▶ PROVIDED MATERIAL:
——

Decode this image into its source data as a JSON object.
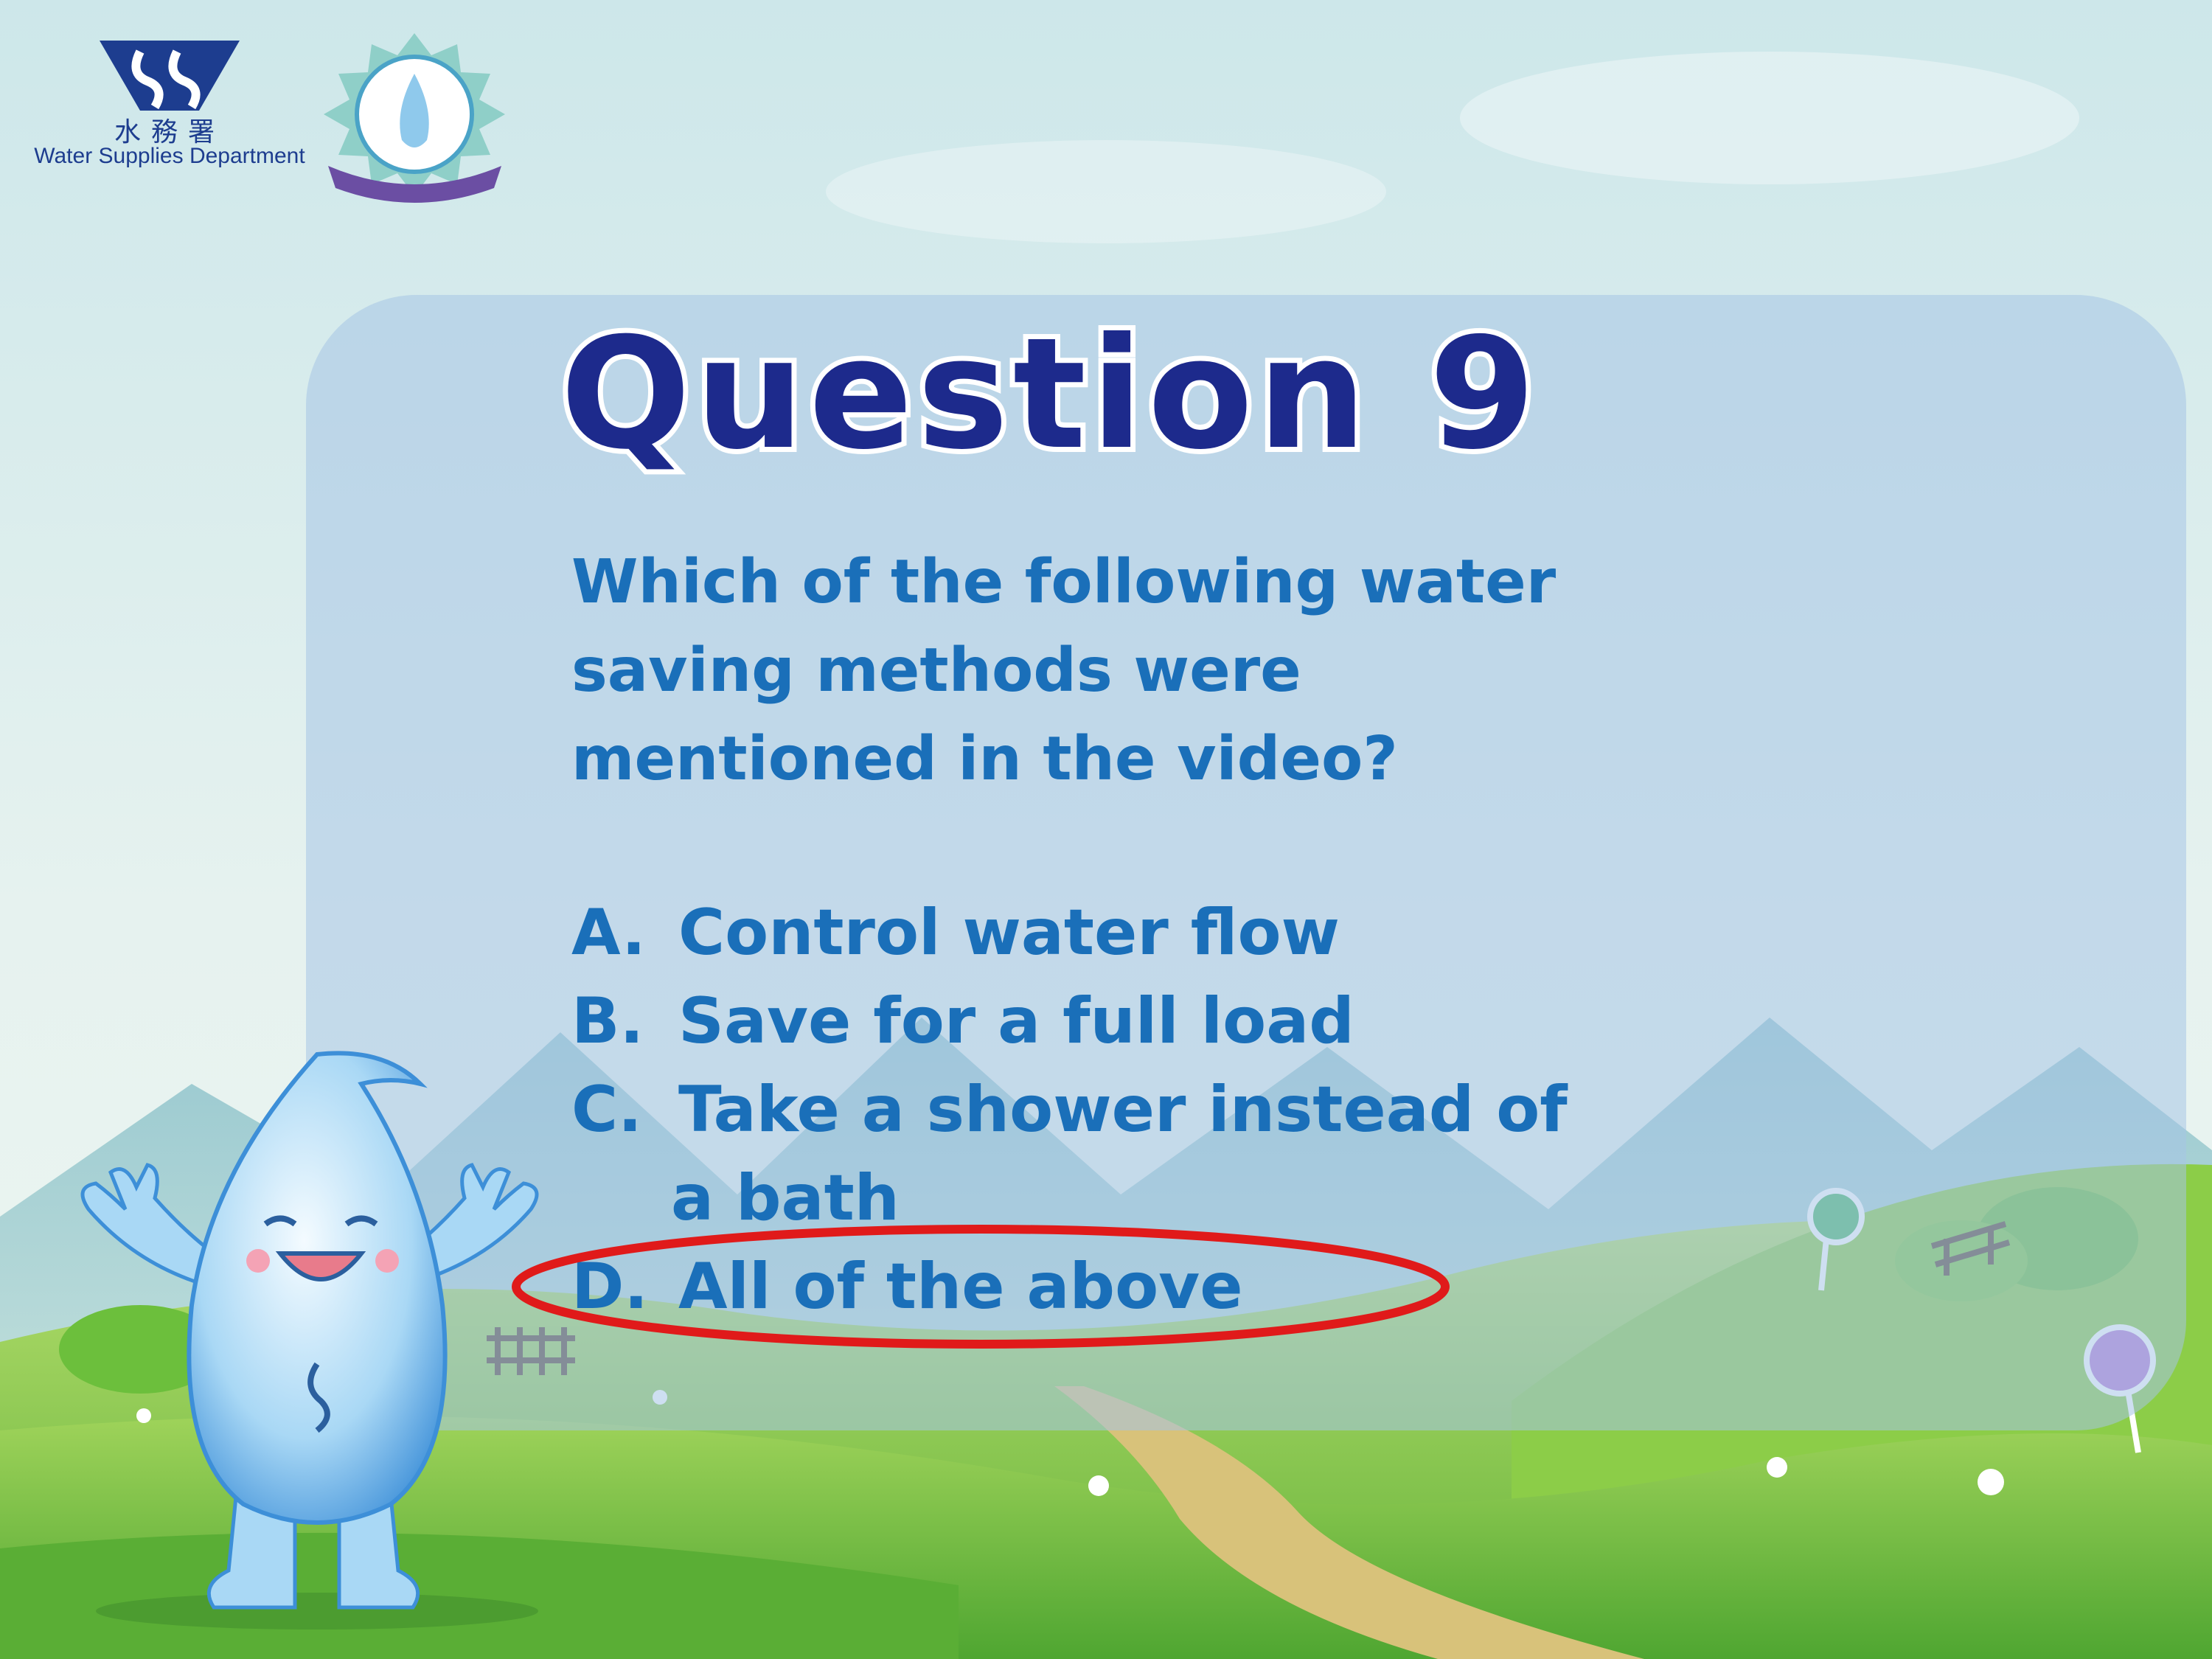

——

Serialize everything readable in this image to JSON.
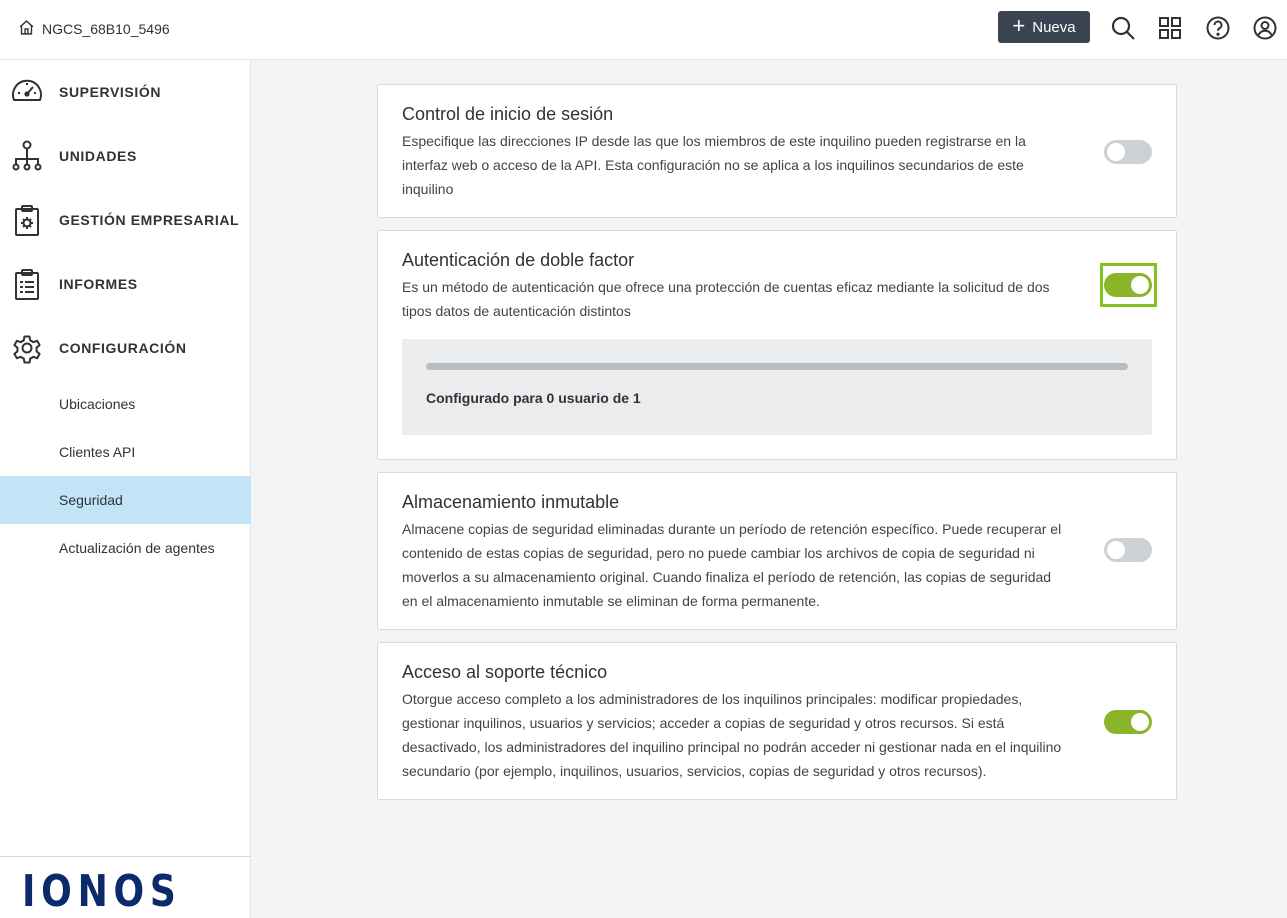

——

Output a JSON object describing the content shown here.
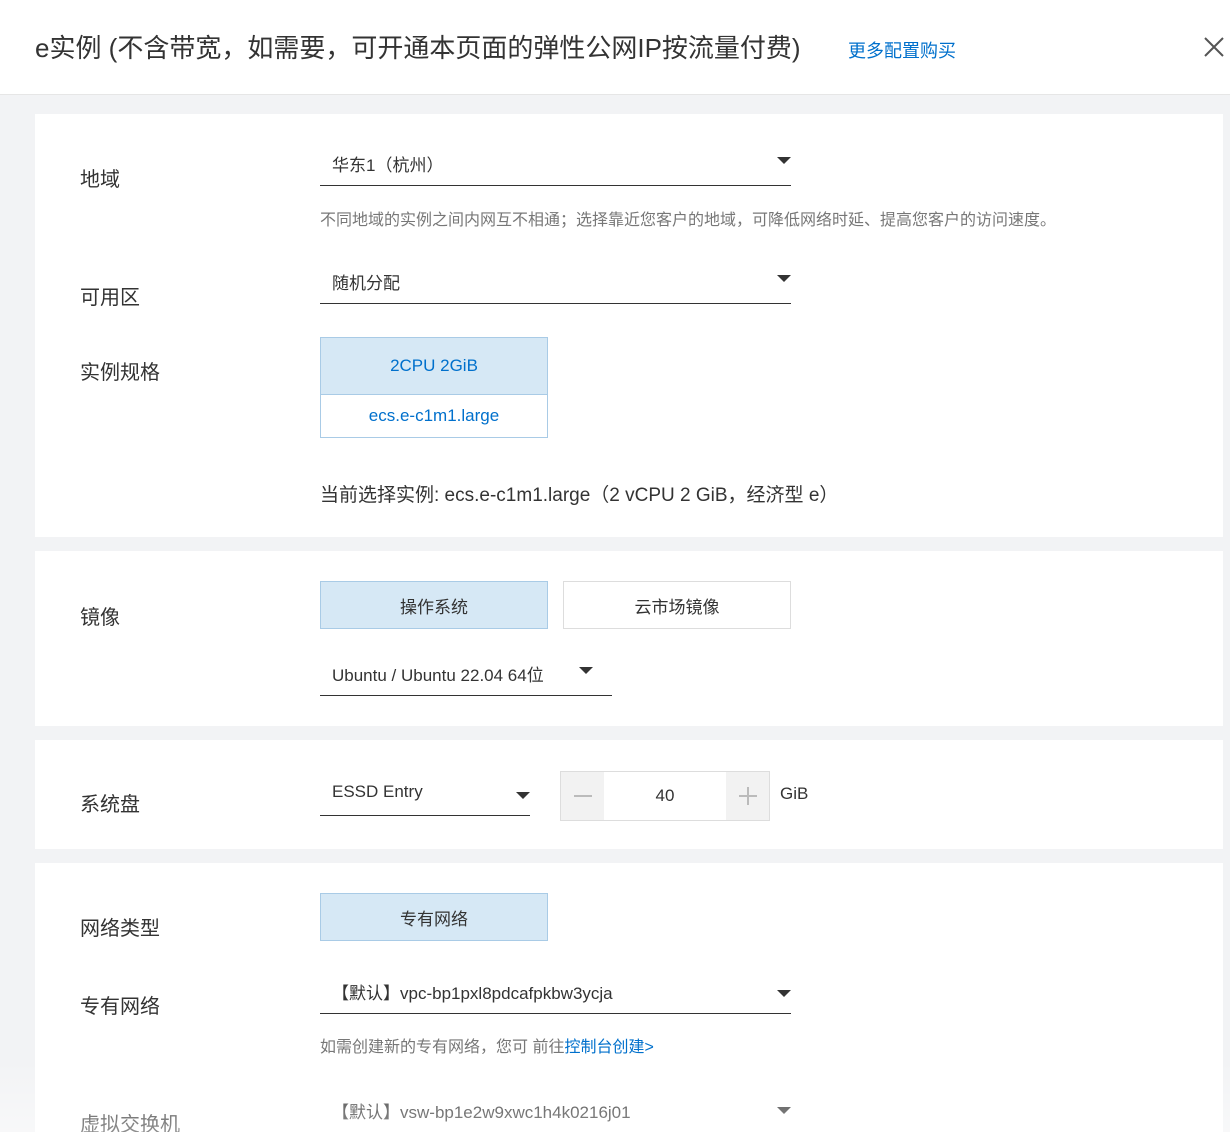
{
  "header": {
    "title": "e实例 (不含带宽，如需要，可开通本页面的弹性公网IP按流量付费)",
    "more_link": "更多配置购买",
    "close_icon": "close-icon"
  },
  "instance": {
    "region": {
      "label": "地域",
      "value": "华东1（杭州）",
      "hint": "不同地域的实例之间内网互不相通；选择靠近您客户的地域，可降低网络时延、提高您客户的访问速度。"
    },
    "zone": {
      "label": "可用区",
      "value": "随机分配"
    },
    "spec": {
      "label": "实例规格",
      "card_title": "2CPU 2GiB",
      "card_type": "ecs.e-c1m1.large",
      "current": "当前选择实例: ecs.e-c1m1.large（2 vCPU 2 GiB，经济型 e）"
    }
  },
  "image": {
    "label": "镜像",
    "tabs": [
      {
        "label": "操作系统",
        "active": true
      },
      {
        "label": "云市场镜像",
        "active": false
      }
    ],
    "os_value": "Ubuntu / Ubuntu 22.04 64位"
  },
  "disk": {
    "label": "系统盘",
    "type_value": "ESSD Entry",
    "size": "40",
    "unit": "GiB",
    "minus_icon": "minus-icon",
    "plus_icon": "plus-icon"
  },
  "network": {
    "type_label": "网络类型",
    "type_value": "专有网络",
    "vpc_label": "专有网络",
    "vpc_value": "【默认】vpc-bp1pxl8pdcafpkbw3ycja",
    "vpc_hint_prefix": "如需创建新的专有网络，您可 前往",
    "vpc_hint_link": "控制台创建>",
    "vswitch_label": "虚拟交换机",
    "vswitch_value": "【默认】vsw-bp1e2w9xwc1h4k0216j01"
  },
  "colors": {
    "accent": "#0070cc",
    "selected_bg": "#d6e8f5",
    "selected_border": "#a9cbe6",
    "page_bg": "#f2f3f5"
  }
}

——

▶ PROBLEM REQUIREMENTS: Check each line above for "this" and return the ones that have it.

▶ RESULT:
Decode this image into its source data as a JSON object.
Serialize everything readable in this image to JSON.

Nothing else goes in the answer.